Listed entries:
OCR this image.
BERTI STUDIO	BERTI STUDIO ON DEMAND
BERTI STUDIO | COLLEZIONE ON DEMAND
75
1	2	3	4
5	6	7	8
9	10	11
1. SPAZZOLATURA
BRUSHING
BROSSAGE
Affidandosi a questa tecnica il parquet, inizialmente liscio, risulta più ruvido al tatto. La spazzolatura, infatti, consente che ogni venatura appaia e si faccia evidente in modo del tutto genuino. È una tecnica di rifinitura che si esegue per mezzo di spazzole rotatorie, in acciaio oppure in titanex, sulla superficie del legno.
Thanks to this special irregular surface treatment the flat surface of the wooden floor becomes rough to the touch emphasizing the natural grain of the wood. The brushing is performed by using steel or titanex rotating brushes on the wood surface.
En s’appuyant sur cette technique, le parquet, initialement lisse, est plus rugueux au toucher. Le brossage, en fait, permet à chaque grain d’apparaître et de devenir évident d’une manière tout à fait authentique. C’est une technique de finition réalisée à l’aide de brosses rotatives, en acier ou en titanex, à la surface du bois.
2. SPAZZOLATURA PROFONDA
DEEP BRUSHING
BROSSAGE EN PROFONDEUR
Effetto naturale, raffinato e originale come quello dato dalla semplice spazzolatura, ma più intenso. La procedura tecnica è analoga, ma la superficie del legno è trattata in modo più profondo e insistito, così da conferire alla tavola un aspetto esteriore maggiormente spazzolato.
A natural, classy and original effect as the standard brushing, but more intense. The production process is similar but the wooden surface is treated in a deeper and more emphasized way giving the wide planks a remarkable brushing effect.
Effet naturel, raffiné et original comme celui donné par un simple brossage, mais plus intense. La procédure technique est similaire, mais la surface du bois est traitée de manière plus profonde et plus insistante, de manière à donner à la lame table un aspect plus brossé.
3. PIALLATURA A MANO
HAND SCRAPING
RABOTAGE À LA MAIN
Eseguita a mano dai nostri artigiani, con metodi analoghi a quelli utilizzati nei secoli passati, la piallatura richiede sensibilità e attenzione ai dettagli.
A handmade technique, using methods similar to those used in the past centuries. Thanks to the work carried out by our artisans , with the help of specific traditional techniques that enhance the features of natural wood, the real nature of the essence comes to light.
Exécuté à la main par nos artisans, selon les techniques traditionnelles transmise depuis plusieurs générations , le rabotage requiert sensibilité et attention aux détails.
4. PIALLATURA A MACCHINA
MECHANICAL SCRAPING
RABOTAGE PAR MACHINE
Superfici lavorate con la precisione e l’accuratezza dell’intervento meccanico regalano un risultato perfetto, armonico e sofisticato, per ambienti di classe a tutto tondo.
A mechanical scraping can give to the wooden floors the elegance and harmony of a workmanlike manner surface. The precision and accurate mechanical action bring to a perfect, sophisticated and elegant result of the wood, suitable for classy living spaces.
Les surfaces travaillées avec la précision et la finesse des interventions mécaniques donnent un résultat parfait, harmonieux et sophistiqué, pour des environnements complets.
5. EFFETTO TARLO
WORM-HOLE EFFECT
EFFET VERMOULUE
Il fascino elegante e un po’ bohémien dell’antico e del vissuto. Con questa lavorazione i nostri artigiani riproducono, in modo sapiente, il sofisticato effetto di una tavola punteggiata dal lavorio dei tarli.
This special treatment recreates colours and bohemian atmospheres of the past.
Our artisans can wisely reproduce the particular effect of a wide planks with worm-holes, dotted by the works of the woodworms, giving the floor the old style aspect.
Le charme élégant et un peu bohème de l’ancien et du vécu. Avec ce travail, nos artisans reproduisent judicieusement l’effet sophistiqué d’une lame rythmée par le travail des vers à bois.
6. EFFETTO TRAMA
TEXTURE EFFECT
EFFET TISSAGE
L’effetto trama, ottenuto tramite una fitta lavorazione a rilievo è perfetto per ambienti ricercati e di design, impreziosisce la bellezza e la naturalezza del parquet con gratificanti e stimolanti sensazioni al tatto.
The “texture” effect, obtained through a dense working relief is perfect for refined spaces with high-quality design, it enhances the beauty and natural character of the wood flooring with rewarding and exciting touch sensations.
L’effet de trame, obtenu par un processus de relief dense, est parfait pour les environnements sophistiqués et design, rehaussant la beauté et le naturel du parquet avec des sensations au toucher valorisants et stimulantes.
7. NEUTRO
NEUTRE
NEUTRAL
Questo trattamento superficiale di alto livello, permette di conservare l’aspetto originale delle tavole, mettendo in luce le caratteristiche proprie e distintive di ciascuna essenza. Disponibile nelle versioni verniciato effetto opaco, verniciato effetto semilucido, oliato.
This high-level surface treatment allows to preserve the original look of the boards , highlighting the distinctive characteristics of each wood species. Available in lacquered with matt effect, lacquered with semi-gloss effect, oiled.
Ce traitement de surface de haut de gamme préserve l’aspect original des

To do: Output every line above without altering anything.

Solved problem:
OCR this image.
BERTI STUDIO	BERTI STUDIO ON DEMAND
BERTI STUDIO | COLLEZIONE ON DEMAND
75
1	2	3	4
5	6	7	8
9	10	11
1. SPAZZOLATURA
BRUSHING
BROSSAGE
Affidandosi a questa tecnica il parquet, inizialmente liscio, risulta più ruvido al tatto. La spazzolatura, infatti, consente che ogni venatura appaia e si faccia evidente in modo del tutto genuino. È una tecnica di rifinitura che si esegue per mezzo di spazzole rotatorie, in acciaio oppure in titanex, sulla superficie del legno.
Thanks to this special irregular surface treatment the flat surface of the wooden floor becomes rough to the touch emphasizing the natural grain of the wood. The brushing is performed by using steel or titanex rotating brushes on the wood surface.
En s’appuyant sur cette technique, le parquet, initialement lisse, est plus rugueux au toucher. Le brossage, en fait, permet à chaque grain d’apparaître et de devenir évident d’une manière tout à fait authentique. C’est une technique de finition réalisée à l’aide de brosses rotatives, en acier ou en titanex, à la surface du bois.
2. SPAZZOLATURA PROFONDA
DEEP BRUSHING
BROSSAGE EN PROFONDEUR
Effetto naturale, raffinato e originale come quello dato dalla semplice spazzolatura, ma più intenso. La procedura tecnica è analoga, ma la superficie del legno è trattata in modo più profondo e insistito, così da conferire alla tavola un aspetto esteriore maggiormente spazzolato.
A natural, classy and original effect as the standard brushing, but more intense. The production process is similar but the wooden surface is treated in a deeper and more emphasized way giving the wide planks a remarkable brushing effect.
Effet naturel, raffiné et original comme celui donné par un simple brossage, mais plus intense. La procédure technique est similaire, mais la surface du bois est traitée de manière plus profonde et plus insistante, de manière à donner à la lame table un aspect plus brossé.
3. PIALLATURA A MANO
HAND SCRAPING
RABOTAGE À LA MAIN
Eseguita a mano dai nostri artigiani, con metodi analoghi a quelli utilizzati nei secoli passati, la piallatura richiede sensibilità e attenzione ai dettagli.
A handmade technique, using methods similar to those used in the past centuries. Thanks to the work carried out by our artisans , with the help of specific traditional techniques that enhance the features of natural wood, the real nature of the essence comes to light.
Exécuté à la main par nos artisans, selon les techniques traditionnelles transmise depuis plusieurs générations , le rabotage requiert sensibilité et attention aux détails.
4. PIALLATURA A MACCHINA
MECHANICAL SCRAPING
RABOTAGE PAR MACHINE
Superfici lavorate con la precisione e l’accuratezza dell’intervento meccanico regalano un risultato perfetto, armonico e sofisticato, per ambienti di classe a tutto tondo.
A mechanical scraping can give to the wooden floors the elegance and harmony of a workmanlike manner surface. The precision and accurate mechanical action bring to a perfect, sophisticated and elegant result of the wood, suitable for classy living spaces.
Les surfaces travaillées avec la précision et la finesse des interventions mécaniques donnent un résultat parfait, harmonieux et sophistiqué, pour des environnements complets.
5. EFFETTO TARLO
WORM-HOLE EFFECT
EFFET VERMOULUE
Il fascino elegante e un po’ bohémien dell’antico e del vissuto. Con questa lavorazione i nostri artigiani riproducono, in modo sapiente, il sofisticato effetto di una tavola punteggiata dal lavorio dei tarli.
This special treatment recreates colours and bohemian atmospheres of the past.
Our artisans can wisely reproduce the particular effect of a wide planks with worm-holes, dotted by the works of the woodworms, giving the floor the old style aspect.
Le charme élégant et un peu bohème de l’ancien et du vécu. Avec ce travail, nos artisans reproduisent judicieusement l’effet sophistiqué d’une lame rythmée par le travail des vers à bois.
6. EFFETTO TRAMA
TEXTURE EFFECT
EFFET TISSAGE
L’effetto trama, ottenuto tramite una fitta lavorazione a rilievo è perfetto per ambienti ricercati e di design, impreziosisce la bellezza e la naturalezza del parquet con gratificanti e stimolanti sensazioni al tatto.
The “texture” effect, obtained through a dense working relief is perfect for refined spaces with high-quality design, it enhances the beauty and natural character of the wood flooring with rewarding and exciting touch sensations.
L’effet de trame, obtenu par un processus de relief dense, est parfait pour les environnements sophistiqués et design, rehaussant la beauté et le naturel du parquet avec des sensations au toucher valorisants et stimulantes.
7. NEUTRO
NEUTRE
NEUTRAL
Questo trattamento superficiale di alto livello, permette di conservare l’aspetto originale delle tavole, mettendo in luce le caratteristiche proprie e distintive di ciascuna essenza. Disponibile nelle versioni verniciato effetto opaco, verniciato effetto semilucido, oliato.
This high-level surface treatment allows to preserve the original look of the boards , highlighting the distinctive characteristics of each wood species. Available in lacquered with matt effect, lacquered with semi-gloss effect, oiled.
Ce traitement de surface de haut de gamme préserve l’aspect original des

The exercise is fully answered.